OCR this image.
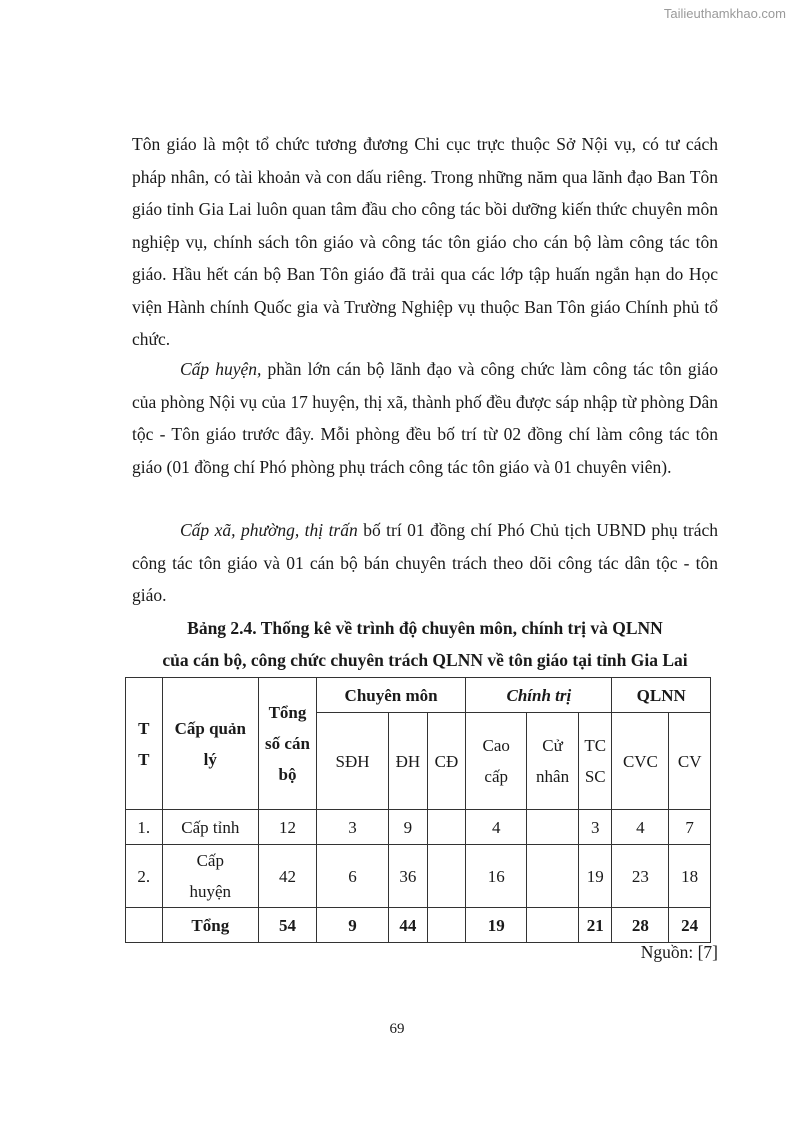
Tailieuthamkhao.com

Tôn giáo là một tổ chức tương đương Chi cục trực thuộc Sở Nội vụ, có tư cách pháp nhân, có tài khoản và con dấu riêng. Trong những năm qua lãnh đạo Ban Tôn giáo tỉnh Gia Lai luôn quan tâm đầu cho công tác bồi dưỡng kiến thức chuyên môn nghiệp vụ, chính sách tôn giáo và công tác tôn giáo cho cán bộ làm công tác tôn giáo. Hầu hết cán bộ Ban Tôn giáo đã trải qua các lớp tập huấn ngắn hạn do Học viện Hành chính Quốc gia và Trường Nghiệp vụ thuộc Ban Tôn giáo Chính phủ tổ chức.

Cấp huyện, phần lớn cán bộ lãnh đạo và công chức làm công tác tôn giáo của phòng Nội vụ của 17 huyện, thị xã, thành phố đều được sáp nhập từ phòng Dân tộc - Tôn giáo trước đây. Mỗi phòng đều bố trí từ 02 đồng chí làm công tác tôn giáo (01 đồng chí Phó phòng phụ trách công tác tôn giáo và 01 chuyên viên).

Cấp xã, phường, thị trấn bố trí 01 đồng chí Phó Chủ tịch UBND phụ trách công tác tôn giáo và 01 cán bộ bán chuyên trách theo dõi công tác dân tộc - tôn giáo.

Bảng 2.4. Thống kê về trình độ chuyên môn, chính trị và QLNN
của cán bộ, công chức chuyên trách QLNN về tôn giáo tại tỉnh Gia Lai
T T	Cấp quản lý	Tổng số cán bộ	Chuyên môn			Chính trị			QLNN	
			SĐH	ĐH	CĐ	Cao cấp	Cử nhân	TC SC	CVC	CV
1.	Cấp tỉnh	12	3	9		4		3	4	7
2.	Cấp huyện	42	6	36		16		19	23	18
	Tổng	54	9	44		19		21	28	24
Nguồn: [7]
69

■ EXERCISE DESCRIPTION: Transcribe the full listing above exactly as it stands, minus the pictures.

■ FULL ANSWER:
OCR this image.
Tailieuthamkhao.com

Tôn giáo là một tổ chức tương đương Chi cục trực thuộc Sở Nội vụ, có tư cách pháp nhân, có tài khoản và con dấu riêng. Trong những năm qua lãnh đạo Ban Tôn giáo tỉnh Gia Lai luôn quan tâm đầu cho công tác bồi dưỡng kiến thức chuyên môn nghiệp vụ, chính sách tôn giáo và công tác tôn giáo cho cán bộ làm công tác tôn giáo. Hầu hết cán bộ Ban Tôn giáo đã trải qua các lớp tập huấn ngắn hạn do Học viện Hành chính Quốc gia và Trường Nghiệp vụ thuộc Ban Tôn giáo Chính phủ tổ chức.

Cấp huyện, phần lớn cán bộ lãnh đạo và công chức làm công tác tôn giáo của phòng Nội vụ của 17 huyện, thị xã, thành phố đều được sáp nhập từ phòng Dân tộc - Tôn giáo trước đây. Mỗi phòng đều bố trí từ 02 đồng chí làm công tác tôn giáo (01 đồng chí Phó phòng phụ trách công tác tôn giáo và 01 chuyên viên).

Cấp xã, phường, thị trấn bố trí 01 đồng chí Phó Chủ tịch UBND phụ trách công tác tôn giáo và 01 cán bộ bán chuyên trách theo dõi công tác dân tộc - tôn giáo.

Bảng 2.4. Thống kê về trình độ chuyên môn, chính trị và QLNN
của cán bộ, công chức chuyên trách QLNN về tôn giáo tại tỉnh Gia Lai
T T	Cấp quản lý	Tổng số cán bộ	Chuyên môn			Chính trị			QLNN	
			SĐH	ĐH	CĐ	Cao cấp	Cử nhân	TC SC	CVC	CV
1.	Cấp tỉnh	12	3	9		4		3	4	7
2.	Cấp huyện	42	6	36		16		19	23	18
	Tổng	54	9	44		19		21	28	24
Nguồn: [7]
69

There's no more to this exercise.